** Task data **
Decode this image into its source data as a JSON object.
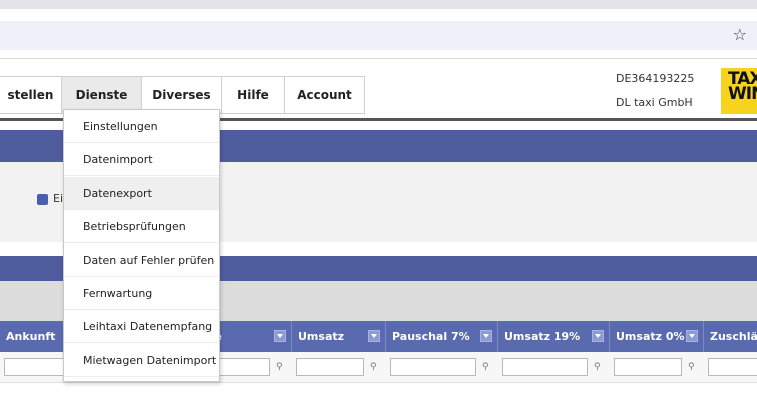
{
  "browser": {
    "star_icon": "☆"
  },
  "menu": {
    "items": [
      {
        "label": "stellen",
        "width": 62
      },
      {
        "label": "Dienste",
        "width": 80,
        "active": true
      },
      {
        "label": "Diverses",
        "width": 80
      },
      {
        "label": "Hilfe",
        "width": 63
      },
      {
        "label": "Account",
        "width": 80
      }
    ]
  },
  "company": {
    "vat_id": "DE364193225",
    "name": "DL taxi GmbH"
  },
  "logo": {
    "line1": "TAX",
    "line2": "WIN"
  },
  "checkbox_label": "Ei",
  "dropdown": {
    "items": [
      "Einstellungen",
      "Datenimport",
      "Datenexport",
      "Betriebsprüfungen",
      "Daten auf Fehler prüfen",
      "Fernwartung",
      "Leihtaxi Datenempfang",
      "Mietwagen Datenimport"
    ],
    "hovered_index": 2
  },
  "table": {
    "columns": [
      {
        "label": "Ankunft"
      },
      {
        "label": ""
      },
      {
        "label": "ise"
      },
      {
        "label": "Umsatz"
      },
      {
        "label": "Pauschal 7%"
      },
      {
        "label": "Umsatz 19%"
      },
      {
        "label": "Umsatz 0%"
      },
      {
        "label": "Zuschläge"
      }
    ]
  }
}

** What you have to do **
Every entry above is to be set down exactly; the pictures are to be left out.

** Worked answer **
Decode this image into its source data as a JSON object.
{
  "browser": {
    "star_icon": "☆"
  },
  "menu": {
    "items": [
      {
        "label": "stellen",
        "width": 62
      },
      {
        "label": "Dienste",
        "width": 80,
        "active": true
      },
      {
        "label": "Diverses",
        "width": 80
      },
      {
        "label": "Hilfe",
        "width": 63
      },
      {
        "label": "Account",
        "width": 80
      }
    ]
  },
  "company": {
    "vat_id": "DE364193225",
    "name": "DL taxi GmbH"
  },
  "logo": {
    "line1": "TAX",
    "line2": "WIN"
  },
  "checkbox_label": "Ei",
  "dropdown": {
    "items": [
      "Einstellungen",
      "Datenimport",
      "Datenexport",
      "Betriebsprüfungen",
      "Daten auf Fehler prüfen",
      "Fernwartung",
      "Leihtaxi Datenempfang",
      "Mietwagen Datenimport"
    ],
    "hovered_index": 2
  },
  "table": {
    "columns": [
      {
        "label": "Ankunft"
      },
      {
        "label": ""
      },
      {
        "label": "ise"
      },
      {
        "label": "Umsatz"
      },
      {
        "label": "Pauschal 7%"
      },
      {
        "label": "Umsatz 19%"
      },
      {
        "label": "Umsatz 0%"
      },
      {
        "label": "Zuschläge"
      }
    ]
  }
}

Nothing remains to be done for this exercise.